[Stored data]

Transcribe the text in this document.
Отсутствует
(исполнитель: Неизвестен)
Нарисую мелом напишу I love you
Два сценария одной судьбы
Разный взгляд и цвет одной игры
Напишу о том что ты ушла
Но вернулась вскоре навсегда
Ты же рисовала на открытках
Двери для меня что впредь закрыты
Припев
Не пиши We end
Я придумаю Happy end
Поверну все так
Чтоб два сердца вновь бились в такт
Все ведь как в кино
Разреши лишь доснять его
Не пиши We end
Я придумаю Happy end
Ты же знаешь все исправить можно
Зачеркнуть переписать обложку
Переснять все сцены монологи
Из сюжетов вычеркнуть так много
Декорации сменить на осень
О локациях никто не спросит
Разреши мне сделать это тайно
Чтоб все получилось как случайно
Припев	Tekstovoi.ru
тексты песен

* **Set task**: Pick out each line containing the string "Чтоб" and copy it.

* **Solution below**:
Чтоб два сердца вновь бились в такт
Чтоб все получилось как случайно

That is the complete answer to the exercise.